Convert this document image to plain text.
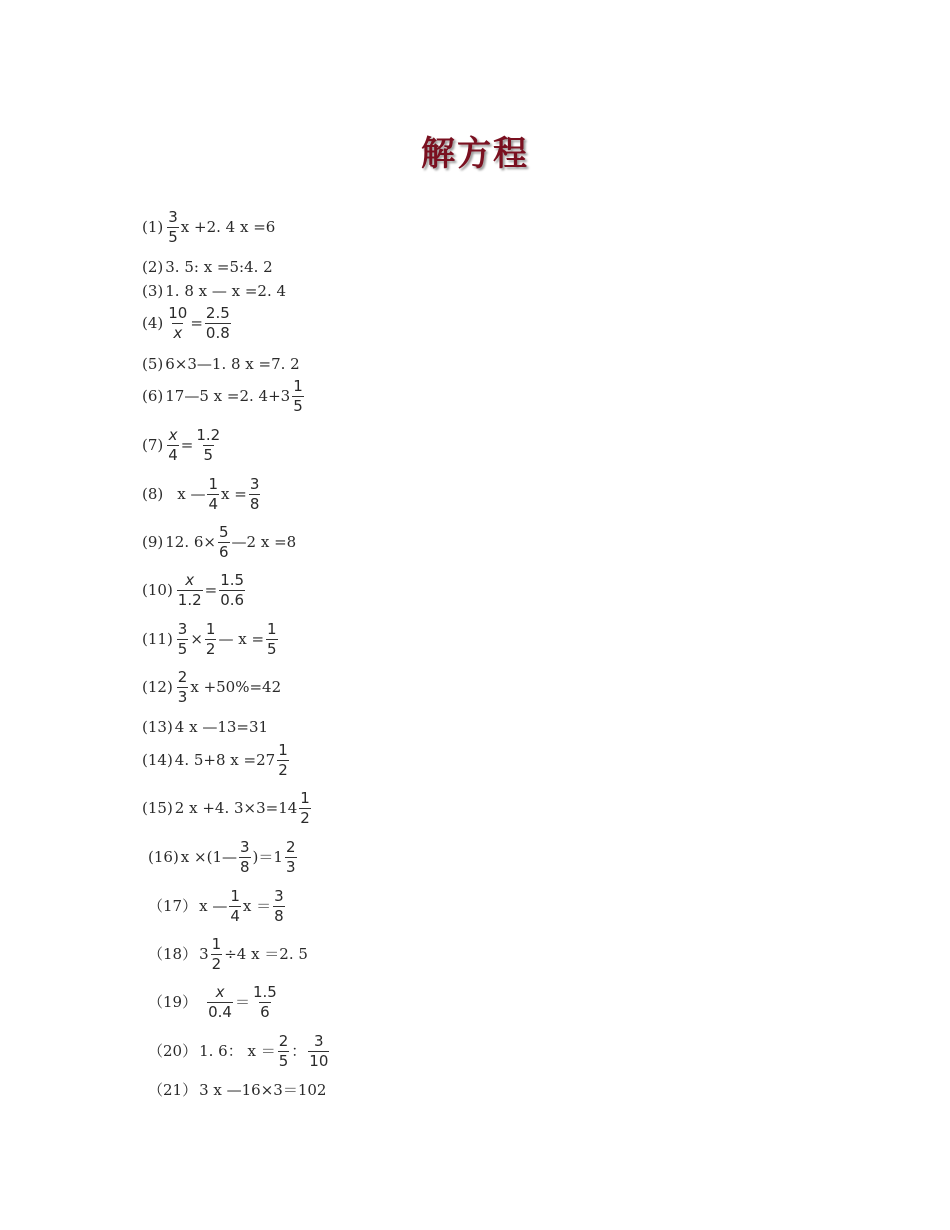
解方程
$(1) \frac{3}{5}$ x +2. 4 x =6
(2) 3. 5: x =5:4. 2
(3) 1. 8 x — x =2. 4
$(4) \frac{10}{x} = \frac{2.5}{0.8}$
(5) 6×3—1. 8 x =7. 2
(6) 17—5 x =2. $4+3 \frac{1}{5}$
$(7) \frac{x}{4} = \frac{1.2}{5}$
(8) x — $\frac{1}{4}$ $x = \frac{3}{8}$
(9) 12. $6\times \frac{5}{6}$ —2 x =8
$(10) \frac{x}{1.2} = \frac{1.5}{0.6}$
$(11) \frac{3}{5} \times \frac{1}{2}$ — $x = \frac{1}{5}$
$(12) \frac{2}{3}$ x +50%=42
(13) 4 x —13=31
(14) 4. 5+8 $x =27 \frac{1}{2}$
(15) 2 x +4. $3\times 3=14 \frac{1}{2}$
(16) x ×(1— $\frac{3}{8} )=1 \frac{2}{3}$
（17） x — $\frac{1}{4}$ $x = \frac{3}{8}$
（18） $3 \frac{1}{2} \div 4$ x ＝2. 5
$(19) \frac{x}{0.4} = \frac{1.5}{6}$
（20） 1. 6： $x = \frac{2}{5}$ ： $\frac{3}{10}$
（21） 3 x —16×3＝102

_Problem requirements:_ Write out the records above exactly as they stand, leaving out every picture.

_Reply to the task:_
Convert this document image to plain text.
解方程
$(1) \frac{3}{5}$ x +2. 4 x =6
(2) 3. 5: x =5:4. 2
(3) 1. 8 x — x =2. 4
$(4) \frac{10}{x} = \frac{2.5}{0.8}$
(5) 6×3—1. 8 x =7. 2
(6) 17—5 x =2. $4+3 \frac{1}{5}$
$(7) \frac{x}{4} = \frac{1.2}{5}$
(8) x — $\frac{1}{4}$ $x = \frac{3}{8}$
(9) 12. $6\times \frac{5}{6}$ —2 x =8
$(10) \frac{x}{1.2} = \frac{1.5}{0.6}$
$(11) \frac{3}{5} \times \frac{1}{2}$ — $x = \frac{1}{5}$
$(12) \frac{2}{3}$ x +50%=42
(13) 4 x —13=31
(14) 4. 5+8 $x =27 \frac{1}{2}$
(15) 2 x +4. $3\times 3=14 \frac{1}{2}$
(16) x ×(1— $\frac{3}{8} )=1 \frac{2}{3}$
（17） x — $\frac{1}{4}$ $x = \frac{3}{8}$
（18） $3 \frac{1}{2} \div 4$ x ＝2. 5
$(19) \frac{x}{0.4} = \frac{1.5}{6}$
（20） 1. 6： $x = \frac{2}{5}$ ： $\frac{3}{10}$
（21） 3 x —16×3＝102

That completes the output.